— begin Materials provided —

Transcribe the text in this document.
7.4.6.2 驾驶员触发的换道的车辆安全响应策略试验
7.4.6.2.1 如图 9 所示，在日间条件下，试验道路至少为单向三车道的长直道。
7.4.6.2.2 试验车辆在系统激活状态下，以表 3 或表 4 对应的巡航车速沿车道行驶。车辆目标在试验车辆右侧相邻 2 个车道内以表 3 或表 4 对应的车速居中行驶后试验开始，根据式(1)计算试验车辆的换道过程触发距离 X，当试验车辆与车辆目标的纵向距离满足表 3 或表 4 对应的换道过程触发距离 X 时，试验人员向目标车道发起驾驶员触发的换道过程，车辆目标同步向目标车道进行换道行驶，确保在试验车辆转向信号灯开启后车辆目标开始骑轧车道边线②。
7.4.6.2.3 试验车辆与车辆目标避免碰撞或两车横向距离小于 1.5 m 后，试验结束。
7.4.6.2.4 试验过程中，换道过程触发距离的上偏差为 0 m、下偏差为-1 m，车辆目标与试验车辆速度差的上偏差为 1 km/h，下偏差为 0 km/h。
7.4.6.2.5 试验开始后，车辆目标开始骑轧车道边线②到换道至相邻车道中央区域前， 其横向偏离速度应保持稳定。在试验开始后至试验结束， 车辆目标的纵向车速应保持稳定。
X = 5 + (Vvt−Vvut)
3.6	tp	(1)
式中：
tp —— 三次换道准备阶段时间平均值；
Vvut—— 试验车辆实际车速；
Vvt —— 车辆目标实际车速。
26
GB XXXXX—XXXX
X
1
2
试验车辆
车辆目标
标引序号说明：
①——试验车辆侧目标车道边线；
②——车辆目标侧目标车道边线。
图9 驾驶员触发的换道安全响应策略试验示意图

— end Materials provided —

**What you need to do:**
Make an exact copy of the listing, including every line.

**Task output:**
Transcribe the text in this document.
7.4.6.2 驾驶员触发的换道的车辆安全响应策略试验
7.4.6.2.1 如图 9 所示，在日间条件下，试验道路至少为单向三车道的长直道。
7.4.6.2.2 试验车辆在系统激活状态下，以表 3 或表 4 对应的巡航车速沿车道行驶。车辆目标在试验车辆右侧相邻 2 个车道内以表 3 或表 4 对应的车速居中行驶后试验开始，根据式(1)计算试验车辆的换道过程触发距离 X，当试验车辆与车辆目标的纵向距离满足表 3 或表 4 对应的换道过程触发距离 X 时，试验人员向目标车道发起驾驶员触发的换道过程，车辆目标同步向目标车道进行换道行驶，确保在试验车辆转向信号灯开启后车辆目标开始骑轧车道边线②。
7.4.6.2.3 试验车辆与车辆目标避免碰撞或两车横向距离小于 1.5 m 后，试验结束。
7.4.6.2.4 试验过程中，换道过程触发距离的上偏差为 0 m、下偏差为-1 m，车辆目标与试验车辆速度差的上偏差为 1 km/h，下偏差为 0 km/h。
7.4.6.2.5 试验开始后，车辆目标开始骑轧车道边线②到换道至相邻车道中央区域前， 其横向偏离速度应保持稳定。在试验开始后至试验结束， 车辆目标的纵向车速应保持稳定。
X = 5 + (Vvt−Vvut)
3.6	tp	(1)
式中：
tp —— 三次换道准备阶段时间平均值；
Vvut—— 试验车辆实际车速；
Vvt —— 车辆目标实际车速。
26
GB XXXXX—XXXX
X
1
2
试验车辆
车辆目标
标引序号说明：
①——试验车辆侧目标车道边线；
②——车辆目标侧目标车道边线。
图9 驾驶员触发的换道安全响应策略试验示意图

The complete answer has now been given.